** OPDRACHT **
Pak de tekst over de samenleving van de Minangkabau weer op en schrijf hem verder, te beginnen na de laatste zin.

** STUDIETEKST **
==*==
Het lijkt erop dat de vrouwen de baas zijn in de samenleving van de Minangkabau maar in de praktijk is er meer sprake van een evenwicht. De vrouwen zijn in het bezit van huizen en land. De mannen vertegenwoordigen naar buiten toe de familie. Ze bekleden belangrijke sociale en religieuze functies.
De ouderlijke macht over de kinderen ligt bij de vrouw. Voor jongens is niet de vader de belangrijkste persoon maar de oudste broer van de moeder. Een jongen is ook verantwoording verschuldigd aan de clans van zijn moeder en zussen. De Minangkabauers zijn moslim, de belangrijke rol van de vrouw botst echter niet met de manier waarop zij het moslimgeloof aanhangen.
==*==
[Gegevens voor herkenning van documentstructuur]
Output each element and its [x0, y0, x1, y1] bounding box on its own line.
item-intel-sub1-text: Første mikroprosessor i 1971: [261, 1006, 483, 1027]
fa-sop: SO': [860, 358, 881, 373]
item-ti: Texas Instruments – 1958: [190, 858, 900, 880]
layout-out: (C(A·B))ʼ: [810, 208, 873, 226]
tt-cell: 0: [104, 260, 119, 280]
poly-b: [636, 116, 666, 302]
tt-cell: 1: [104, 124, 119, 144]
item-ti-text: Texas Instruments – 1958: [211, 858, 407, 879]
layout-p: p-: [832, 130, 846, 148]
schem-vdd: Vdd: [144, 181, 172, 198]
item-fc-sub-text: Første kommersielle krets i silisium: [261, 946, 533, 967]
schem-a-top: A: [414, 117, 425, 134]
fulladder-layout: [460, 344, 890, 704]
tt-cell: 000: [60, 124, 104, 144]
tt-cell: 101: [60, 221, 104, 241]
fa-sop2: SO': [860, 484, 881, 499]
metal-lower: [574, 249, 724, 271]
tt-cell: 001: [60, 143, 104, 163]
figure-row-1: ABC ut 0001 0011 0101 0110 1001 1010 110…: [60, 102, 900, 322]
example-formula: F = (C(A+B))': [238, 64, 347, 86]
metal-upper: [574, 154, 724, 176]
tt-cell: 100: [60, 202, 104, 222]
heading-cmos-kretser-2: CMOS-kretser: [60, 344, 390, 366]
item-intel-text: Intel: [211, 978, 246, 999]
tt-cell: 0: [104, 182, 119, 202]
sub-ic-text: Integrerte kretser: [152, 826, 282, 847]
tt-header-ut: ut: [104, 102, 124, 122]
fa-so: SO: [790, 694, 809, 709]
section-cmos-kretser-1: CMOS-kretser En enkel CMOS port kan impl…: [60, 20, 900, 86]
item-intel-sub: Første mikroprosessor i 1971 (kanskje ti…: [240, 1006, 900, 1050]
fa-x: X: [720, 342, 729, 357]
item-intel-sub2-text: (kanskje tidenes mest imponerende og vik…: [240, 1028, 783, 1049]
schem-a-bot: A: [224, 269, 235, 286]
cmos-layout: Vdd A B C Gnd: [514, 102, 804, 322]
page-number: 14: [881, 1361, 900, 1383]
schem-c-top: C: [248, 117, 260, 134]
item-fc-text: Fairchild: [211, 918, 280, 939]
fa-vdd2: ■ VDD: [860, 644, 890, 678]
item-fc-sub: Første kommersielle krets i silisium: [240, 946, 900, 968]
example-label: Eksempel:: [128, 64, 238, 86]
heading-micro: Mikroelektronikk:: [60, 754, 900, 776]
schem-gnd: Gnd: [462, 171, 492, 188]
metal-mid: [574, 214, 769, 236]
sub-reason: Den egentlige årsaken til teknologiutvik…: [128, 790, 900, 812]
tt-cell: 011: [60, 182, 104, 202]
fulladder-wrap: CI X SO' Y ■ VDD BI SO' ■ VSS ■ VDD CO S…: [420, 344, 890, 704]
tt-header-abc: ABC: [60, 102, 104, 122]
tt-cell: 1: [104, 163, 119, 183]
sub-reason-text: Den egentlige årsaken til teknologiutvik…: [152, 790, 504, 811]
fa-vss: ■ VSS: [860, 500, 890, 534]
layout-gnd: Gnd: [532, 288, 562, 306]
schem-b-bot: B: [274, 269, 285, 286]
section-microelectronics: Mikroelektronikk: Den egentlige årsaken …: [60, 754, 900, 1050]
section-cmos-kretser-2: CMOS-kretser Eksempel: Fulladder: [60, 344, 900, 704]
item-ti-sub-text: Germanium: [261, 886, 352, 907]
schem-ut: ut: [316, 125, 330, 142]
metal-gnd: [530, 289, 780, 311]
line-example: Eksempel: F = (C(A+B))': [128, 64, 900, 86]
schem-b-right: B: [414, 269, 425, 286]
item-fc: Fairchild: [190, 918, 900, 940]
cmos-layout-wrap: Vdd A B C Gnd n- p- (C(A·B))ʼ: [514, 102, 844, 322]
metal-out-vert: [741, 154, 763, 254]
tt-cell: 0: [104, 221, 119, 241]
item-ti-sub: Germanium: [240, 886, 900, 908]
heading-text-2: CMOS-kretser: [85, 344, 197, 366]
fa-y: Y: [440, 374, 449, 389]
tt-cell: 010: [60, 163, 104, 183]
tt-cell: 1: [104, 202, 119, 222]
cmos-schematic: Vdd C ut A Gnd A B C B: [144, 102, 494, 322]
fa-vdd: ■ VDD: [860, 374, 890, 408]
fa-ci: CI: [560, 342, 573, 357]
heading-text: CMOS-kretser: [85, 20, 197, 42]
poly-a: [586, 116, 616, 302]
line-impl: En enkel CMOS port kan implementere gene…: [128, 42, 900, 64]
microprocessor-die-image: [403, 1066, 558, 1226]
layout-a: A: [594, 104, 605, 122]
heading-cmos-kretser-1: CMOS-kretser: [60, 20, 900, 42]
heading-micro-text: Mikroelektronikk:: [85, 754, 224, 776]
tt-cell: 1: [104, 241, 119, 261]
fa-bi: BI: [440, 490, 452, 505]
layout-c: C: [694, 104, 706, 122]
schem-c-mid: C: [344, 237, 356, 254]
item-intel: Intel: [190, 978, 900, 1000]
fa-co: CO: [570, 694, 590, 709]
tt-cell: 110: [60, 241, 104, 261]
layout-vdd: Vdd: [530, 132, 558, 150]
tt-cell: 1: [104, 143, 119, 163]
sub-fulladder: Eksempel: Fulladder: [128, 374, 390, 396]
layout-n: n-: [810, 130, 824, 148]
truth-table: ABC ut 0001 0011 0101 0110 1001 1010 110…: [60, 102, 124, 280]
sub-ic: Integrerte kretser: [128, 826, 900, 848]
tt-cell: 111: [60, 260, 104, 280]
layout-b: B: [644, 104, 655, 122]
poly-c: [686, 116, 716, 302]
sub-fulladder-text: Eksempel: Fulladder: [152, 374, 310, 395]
==*==
** ANTWOORD **
Niassers
Het eiland Nias ligt ten noordwesten van de Mentawai-eilanden en maakt deel uit van de provincie Noord-sumatra. Het eiland telde in 2000 ruim 287.000 mensen die verspreid leven over 279 kleinere en grotere plaatsen. Deze Niassers leven voornamelijk van de rijstbouw. Als betaalmiddel gebruiken ze daarbij varkens die het hoofdkapitaal vormen. Toeristen zijn welkom zolang ze rekening houden met de traditionele levenswijze van de Niassers. De Niassers beschikken over een aantal unieke gebruiken die tot op heden nog steeds worden gehandhaafd.
Het meest kenmerkende gebruik is de Fahombe, het steenspringen. Door over een twee meter hoge en aan de bovenkant halve meter brede stenen pyramide te springen kon je als jongen bewijzen dat je een echte vent was. De sprong diende ook als oefening voor de strijd waarin je bewapend over de bamboeversterkingen van de vijand moest kunnen springen. Tegenwoordig dient het ter vermaak van de toeristen.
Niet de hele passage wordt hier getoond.